SOURCE MATERIAL START
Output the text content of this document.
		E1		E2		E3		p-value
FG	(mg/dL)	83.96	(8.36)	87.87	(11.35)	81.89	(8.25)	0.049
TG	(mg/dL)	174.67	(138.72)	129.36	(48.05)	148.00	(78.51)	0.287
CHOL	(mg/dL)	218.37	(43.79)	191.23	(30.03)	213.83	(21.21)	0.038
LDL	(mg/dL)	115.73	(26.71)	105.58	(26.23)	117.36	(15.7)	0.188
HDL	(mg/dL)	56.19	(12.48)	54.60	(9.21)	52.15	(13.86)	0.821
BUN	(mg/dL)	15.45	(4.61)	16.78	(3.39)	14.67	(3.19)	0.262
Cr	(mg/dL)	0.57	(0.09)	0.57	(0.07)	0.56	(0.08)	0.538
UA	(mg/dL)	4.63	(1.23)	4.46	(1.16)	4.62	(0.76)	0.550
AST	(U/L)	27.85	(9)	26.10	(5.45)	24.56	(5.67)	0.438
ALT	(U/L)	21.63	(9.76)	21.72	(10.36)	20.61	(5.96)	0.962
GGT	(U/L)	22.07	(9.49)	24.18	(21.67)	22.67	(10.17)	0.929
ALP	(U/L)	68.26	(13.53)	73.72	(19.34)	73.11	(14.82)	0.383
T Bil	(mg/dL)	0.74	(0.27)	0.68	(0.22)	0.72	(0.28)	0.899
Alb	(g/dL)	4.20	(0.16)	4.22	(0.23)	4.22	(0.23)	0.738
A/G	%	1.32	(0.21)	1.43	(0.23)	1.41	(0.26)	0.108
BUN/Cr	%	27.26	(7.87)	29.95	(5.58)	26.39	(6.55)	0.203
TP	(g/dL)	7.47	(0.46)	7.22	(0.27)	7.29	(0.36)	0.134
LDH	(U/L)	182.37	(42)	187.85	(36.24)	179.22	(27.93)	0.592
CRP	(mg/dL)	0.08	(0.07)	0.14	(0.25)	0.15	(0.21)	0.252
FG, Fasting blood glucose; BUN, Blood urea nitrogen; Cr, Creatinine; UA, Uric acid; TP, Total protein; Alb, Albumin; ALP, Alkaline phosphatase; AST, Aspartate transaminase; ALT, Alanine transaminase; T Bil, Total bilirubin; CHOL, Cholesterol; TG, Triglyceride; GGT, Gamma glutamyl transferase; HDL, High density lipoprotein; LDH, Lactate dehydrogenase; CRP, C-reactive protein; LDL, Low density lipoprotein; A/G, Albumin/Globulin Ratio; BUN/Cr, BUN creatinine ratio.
SOURCE MATERIAL END
# WHAT TO WORK ON:
Read through the lines above and collect those that contain the string "CHOL".

# TASK OUTPUT:
CHOL	(mg/dL)	218.37	(43.79)	191.23	(30.03)	213.83	(21.21)	0.038
FG, Fasting blood glucose; BUN, Blood urea nitrogen; Cr, Creatinine; UA, Uric acid; TP, Total protein; Alb, Albumin; ALP, Alkaline phosphatase; AST, Aspartate transaminase; ALT, Alanine transaminase; T Bil, Total bilirubin; CHOL, Cholesterol; TG, Triglyceride; GGT, Gamma glutamyl transferase; HDL, High density lipoprotein; LDH, Lactate dehydrogenase; CRP, C-reactive protein; LDL, Low density lipoprotein; A/G, Albumin/Globulin Ratio; BUN/Cr, BUN creatinine ratio.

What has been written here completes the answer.